**** Data provided

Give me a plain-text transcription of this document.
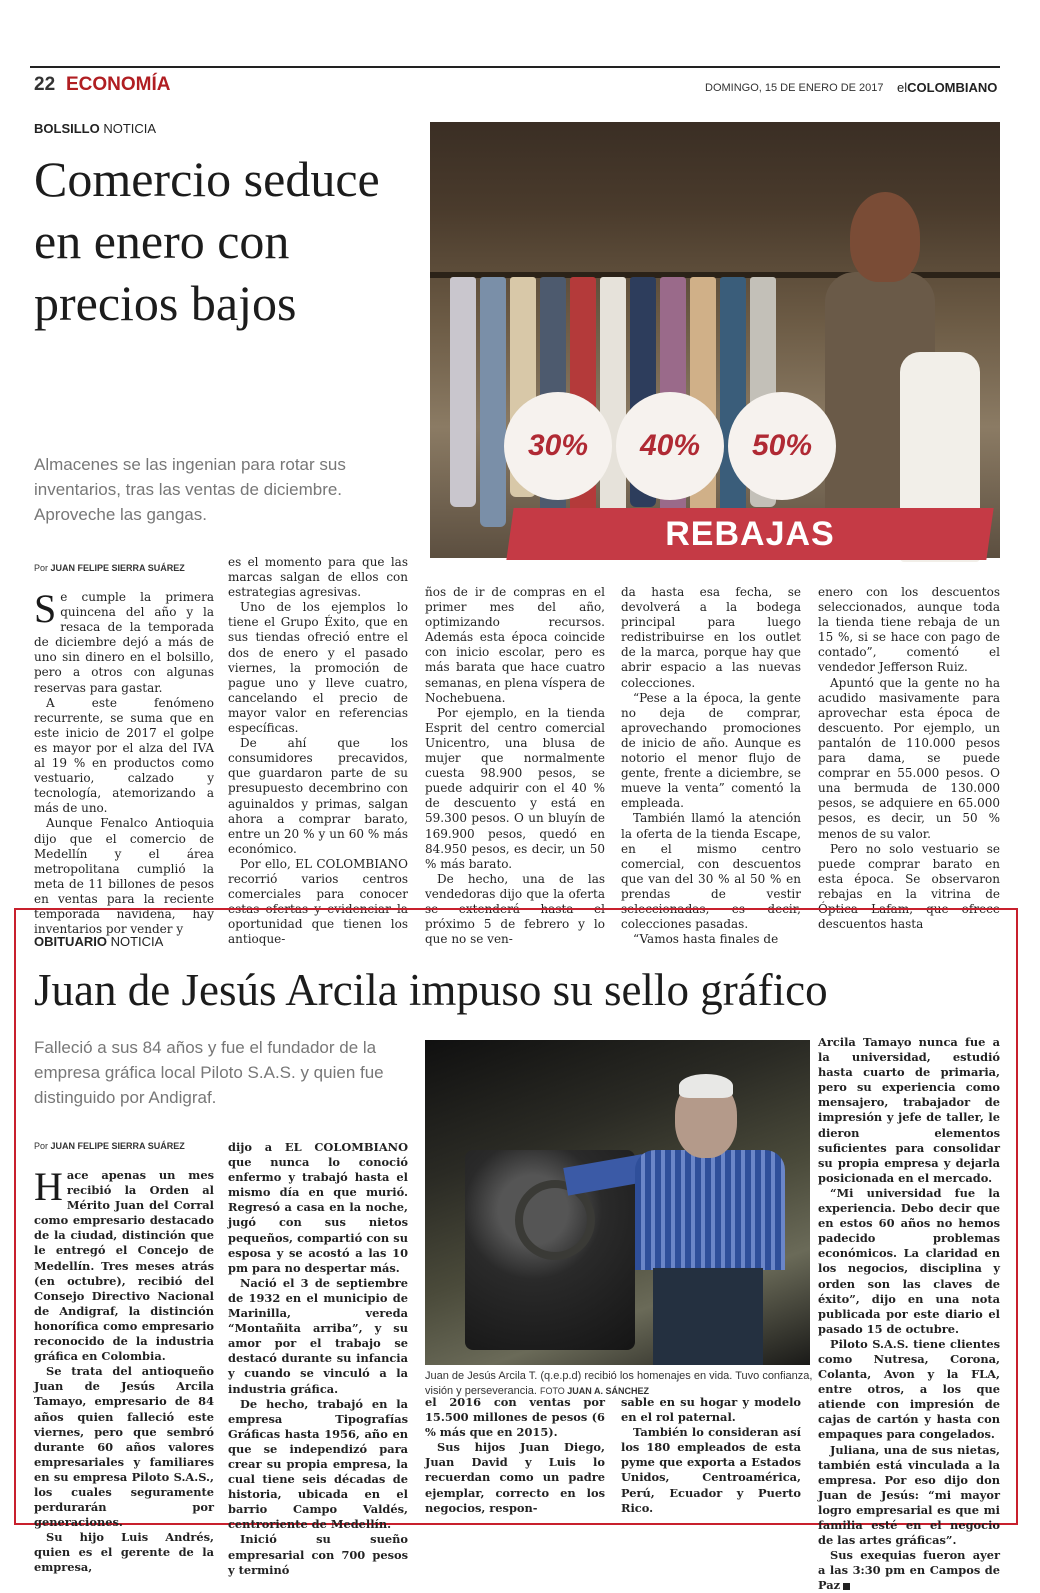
22 ECONOMÍA	DOMINGO, 15 DE ENERO DE 2017 elCOLOMBIANO
BOLSILLO NOTICIA
Comercio seduce en enero con precios bajos
Almacenes se las ingenian para rotar sus inventarios, tras las ventas de diciembre. Aproveche las gangas.
30%	40%	50%
REBAJAS
en productos seleccionados del 1 de enero al 5 de febrero de 2017
Por JUAN FELIPE SIERRA SUÁREZ

Se cumple la primera quincena del año y la resaca de la temporada de diciembre dejó a más de uno sin dinero en el bolsillo, pero a otros con algunas reservas para gastar.

A este fenómeno recurrente, se suma que en este inicio de 2017 el golpe es mayor por el alza del IVA al 19 % en productos como vestuario, calzado y tecnología, atemorizando a más de uno.

Aunque Fenalco Antioquia dijo que el comercio de Medellín y el área metropolitana cumplió la meta de 11 billones de pesos en ventas para la reciente temporada navideña, hay inventarios por vender y

es el momento para que las marcas salgan de ellos con estrategias agresivas.

Uno de los ejemplos lo tiene el Grupo Éxito, que en sus tiendas ofreció entre el dos de enero y el pasado viernes, la promoción de pague uno y lleve cuatro, cancelando el precio de mayor valor en referencias específicas.

De ahí que los consumidores precavidos, que guardaron parte de su presupuesto decembrino con aguinaldos y primas, salgan ahora a comprar barato, entre un 20 % y un 60 % más económico.

Por ello, EL COLOMBIANO recorrió varios centros comerciales para conocer estas ofertas y evidenciar la oportunidad que tienen los antioque-

ños de ir de compras en el primer mes del año, optimizando recursos. Además esta época coincide con inicio escolar, pero es más barata que hace cuatro semanas, en plena víspera de Nochebuena.

Por ejemplo, en la tienda Esprit del centro comercial Unicentro, una blusa de mujer que normalmente cuesta 98.900 pesos, se puede adquirir con el 40 % de descuento y está en 59.300 pesos. O un bluyín de 169.900 pesos, quedó en 84.950 pesos, es decir, un 50 % más barato.

De hecho, una de las vendedoras dijo que la oferta se extenderá hasta el próximo 5 de febrero y lo que no se ven-

da hasta esa fecha, se devolverá a la bodega principal para luego redistribuirse en los outlet de la marca, porque hay que abrir espacio a las nuevas colecciones.

“Pese a la época, la gente no deja de comprar, aprovechando promociones de inicio de año. Aunque es notorio el menor flujo de gente, frente a diciembre, se mueve la venta” comentó la empleada.

También llamó la atención la oferta de la tienda Escape, en el mismo centro comercial, con descuentos que van del 30 % al 50 % en prendas de vestir seleccionadas, es decir, colecciones pasadas.

“Vamos hasta finales de

enero con los descuentos seleccionados, aunque toda la tienda tiene rebaja de un 15 %, si se hace con pago de contado”, comentó el vendedor Jefferson Ruiz.

Apuntó que la gente no ha acudido masivamente para aprovechar esta época de descuento. Por ejemplo, un pantalón de 110.000 pesos para dama, se puede comprar en 55.000 pesos. O una bermuda de 130.000 pesos, se adquiere en 65.000 pesos, es decir, un 50 % menos de su valor.

Pero no solo vestuario se puede comprar barato en esta época. Se observaron rebajas en la vitrina de Óptica Lafam, que ofrece descuentos hasta

OBITUARIO NOTICIA
Juan de Jesús Arcila impuso su sello gráfico
Falleció a sus 84 años y fue el fundador de la empresa gráfica local Piloto S.A.S. y quien fue distinguido por Andigraf.
Por JUAN FELIPE SIERRA SUÁREZ
Juan de Jesús Arcila T. (q.e.p.d) recibió los homenajes en vida. Tuvo confianza, visión y perseverancia. FOTO JUAN A. SÁNCHEZ

Hace apenas un mes recibió la Orden al Mérito Juan del Corral como empresario destacado de la ciudad, distinción que le entregó el Concejo de Medellín. Tres meses atrás (en octubre), recibió del Consejo Directivo Nacional de Andigraf, la distinción honorífica como empresario reconocido de la industria gráfica en Colombia.

Se trata del antioqueño Juan de Jesús Arcila Tamayo, empresario de 84 años quien falleció este viernes, pero que sembró durante 60 años valores empresariales y familiares en su empresa Piloto S.A.S., los cuales seguramente perdurarán por generaciones.

Su hijo Luis Andrés, quien es el gerente de la empresa,

dijo a EL COLOMBIANO que nunca lo conoció enfermo y trabajó hasta el mismo día en que murió. Regresó a casa en la noche, jugó con sus nietos pequeños, compartió con su esposa y se acostó a las 10 pm para no despertar más.

Nació el 3 de septiembre de 1932 en el municipio de Marinilla, vereda “Montañita arriba”, y su amor por el trabajo se destacó durante su infancia y cuando se vinculó a la industria gráfica.

De hecho, trabajó en la empresa Tipografías Gráficas hasta 1956, año en que se independizó para crear su propia empresa, la cual tiene seis décadas de historia, ubicada en el barrio Campo Valdés, centroriente de Medellín.

Inició su sueño empresarial con 700 pesos y terminó

el 2016 con ventas por 15.500 millones de pesos (6 % más que en 2015).

Sus hijos Juan Diego, Juan David y Luis lo recuerdan como un padre ejemplar, correcto en los negocios, respon-

sable en su hogar y modelo en el rol paternal.

También lo consideran así los 180 empleados de esta pyme que exporta a Estados Unidos, Centroamérica, Perú, Ecuador y Puerto Rico.

Arcila Tamayo nunca fue a la universidad, estudió hasta cuarto de primaria, pero su experiencia como mensajero, trabajador de impresión y jefe de taller, le dieron elementos suficientes para consolidar su propia empresa y dejarla posicionada en el mercado.

“Mi universidad fue la experiencia. Debo decir que en estos 60 años no hemos padecido problemas económicos. La claridad en los negocios, disciplina y orden son las claves de éxito”, dijo en una nota publicada por este diario el pasado 15 de octubre.

Piloto S.A.S. tiene clientes como Nutresa, Corona, Colanta, Avon y la FLA, entre otros, a los que atiende con impresión de cajas de cartón y hasta con empaques para congelados.

Juliana, una de sus nietas, también está vinculada a la empresa. Por eso dijo don Juan de Jesús: “mi mayor logro empresarial es que mi familia esté en el negocio de las artes gráficas”.

Sus exequias fueron ayer a las 3:30 pm en Campos de Paz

********

» Task details: Above are records to transcribe exactly; leave their pictures out.

» The answer:
Give me a plain-text transcription of this document.
22 ECONOMÍA	DOMINGO, 15 DE ENERO DE 2017 elCOLOMBIANO
BOLSILLO NOTICIA
Comercio seduce en enero con precios bajos
Almacenes se las ingenian para rotar sus inventarios, tras las ventas de diciembre. Aproveche las gangas.
30%	40%	50%
REBAJAS
en productos seleccionados del 1 de enero al 5 de febrero de 2017
Por JUAN FELIPE SIERRA SUÁREZ

Se cumple la primera quincena del año y la resaca de la temporada de diciembre dejó a más de uno sin dinero en el bolsillo, pero a otros con algunas reservas para gastar.

A este fenómeno recurrente, se suma que en este inicio de 2017 el golpe es mayor por el alza del IVA al 19 % en productos como vestuario, calzado y tecnología, atemorizando a más de uno.

Aunque Fenalco Antioquia dijo que el comercio de Medellín y el área metropolitana cumplió la meta de 11 billones de pesos en ventas para la reciente temporada navideña, hay inventarios por vender y

es el momento para que las marcas salgan de ellos con estrategias agresivas.

Uno de los ejemplos lo tiene el Grupo Éxito, que en sus tiendas ofreció entre el dos de enero y el pasado viernes, la promoción de pague uno y lleve cuatro, cancelando el precio de mayor valor en referencias específicas.

De ahí que los consumidores precavidos, que guardaron parte de su presupuesto decembrino con aguinaldos y primas, salgan ahora a comprar barato, entre un 20 % y un 60 % más económico.

Por ello, EL COLOMBIANO recorrió varios centros comerciales para conocer estas ofertas y evidenciar la oportunidad que tienen los antioque-

ños de ir de compras en el primer mes del año, optimizando recursos. Además esta época coincide con inicio escolar, pero es más barata que hace cuatro semanas, en plena víspera de Nochebuena.

Por ejemplo, en la tienda Esprit del centro comercial Unicentro, una blusa de mujer que normalmente cuesta 98.900 pesos, se puede adquirir con el 40 % de descuento y está en 59.300 pesos. O un bluyín de 169.900 pesos, quedó en 84.950 pesos, es decir, un 50 % más barato.

De hecho, una de las vendedoras dijo que la oferta se extenderá hasta el próximo 5 de febrero y lo que no se ven-

da hasta esa fecha, se devolverá a la bodega principal para luego redistribuirse en los outlet de la marca, porque hay que abrir espacio a las nuevas colecciones.

“Pese a la época, la gente no deja de comprar, aprovechando promociones de inicio de año. Aunque es notorio el menor flujo de gente, frente a diciembre, se mueve la venta” comentó la empleada.

También llamó la atención la oferta de la tienda Escape, en el mismo centro comercial, con descuentos que van del 30 % al 50 % en prendas de vestir seleccionadas, es decir, colecciones pasadas.

“Vamos hasta finales de

enero con los descuentos seleccionados, aunque toda la tienda tiene rebaja de un 15 %, si se hace con pago de contado”, comentó el vendedor Jefferson Ruiz.

Apuntó que la gente no ha acudido masivamente para aprovechar esta época de descuento. Por ejemplo, un pantalón de 110.000 pesos para dama, se puede comprar en 55.000 pesos. O una bermuda de 130.000 pesos, se adquiere en 65.000 pesos, es decir, un 50 % menos de su valor.

Pero no solo vestuario se puede comprar barato en esta época. Se observaron rebajas en la vitrina de Óptica Lafam, que ofrece descuentos hasta

OBITUARIO NOTICIA
Juan de Jesús Arcila impuso su sello gráfico
Falleció a sus 84 años y fue el fundador de la empresa gráfica local Piloto S.A.S. y quien fue distinguido por Andigraf.
Por JUAN FELIPE SIERRA SUÁREZ
Juan de Jesús Arcila T. (q.e.p.d) recibió los homenajes en vida. Tuvo confianza, visión y perseverancia. FOTO JUAN A. SÁNCHEZ

Hace apenas un mes recibió la Orden al Mérito Juan del Corral como empresario destacado de la ciudad, distinción que le entregó el Concejo de Medellín. Tres meses atrás (en octubre), recibió del Consejo Directivo Nacional de Andigraf, la distinción honorífica como empresario reconocido de la industria gráfica en Colombia.

Se trata del antioqueño Juan de Jesús Arcila Tamayo, empresario de 84 años quien falleció este viernes, pero que sembró durante 60 años valores empresariales y familiares en su empresa Piloto S.A.S., los cuales seguramente perdurarán por generaciones.

Su hijo Luis Andrés, quien es el gerente de la empresa,

dijo a EL COLOMBIANO que nunca lo conoció enfermo y trabajó hasta el mismo día en que murió. Regresó a casa en la noche, jugó con sus nietos pequeños, compartió con su esposa y se acostó a las 10 pm para no despertar más.

Nació el 3 de septiembre de 1932 en el municipio de Marinilla, vereda “Montañita arriba”, y su amor por el trabajo se destacó durante su infancia y cuando se vinculó a la industria gráfica.

De hecho, trabajó en la empresa Tipografías Gráficas hasta 1956, año en que se independizó para crear su propia empresa, la cual tiene seis décadas de historia, ubicada en el barrio Campo Valdés, centroriente de Medellín.

Inició su sueño empresarial con 700 pesos y terminó

el 2016 con ventas por 15.500 millones de pesos (6 % más que en 2015).

Sus hijos Juan Diego, Juan David y Luis lo recuerdan como un padre ejemplar, correcto en los negocios, respon-

sable en su hogar y modelo en el rol paternal.

También lo consideran así los 180 empleados de esta pyme que exporta a Estados Unidos, Centroamérica, Perú, Ecuador y Puerto Rico.

Arcila Tamayo nunca fue a la universidad, estudió hasta cuarto de primaria, pero su experiencia como mensajero, trabajador de impresión y jefe de taller, le dieron elementos suficientes para consolidar su propia empresa y dejarla posicionada en el mercado.

“Mi universidad fue la experiencia. Debo decir que en estos 60 años no hemos padecido problemas económicos. La claridad en los negocios, disciplina y orden son las claves de éxito”, dijo en una nota publicada por este diario el pasado 15 de octubre.

Piloto S.A.S. tiene clientes como Nutresa, Corona, Colanta, Avon y la FLA, entre otros, a los que atiende con impresión de cajas de cartón y hasta con empaques para congelados.

Juliana, una de sus nietas, también está vinculada a la empresa. Por eso dijo don Juan de Jesús: “mi mayor logro empresarial es que mi familia esté en el negocio de las artes gráficas”.

Sus exequias fueron ayer a las 3:30 pm en Campos de Paz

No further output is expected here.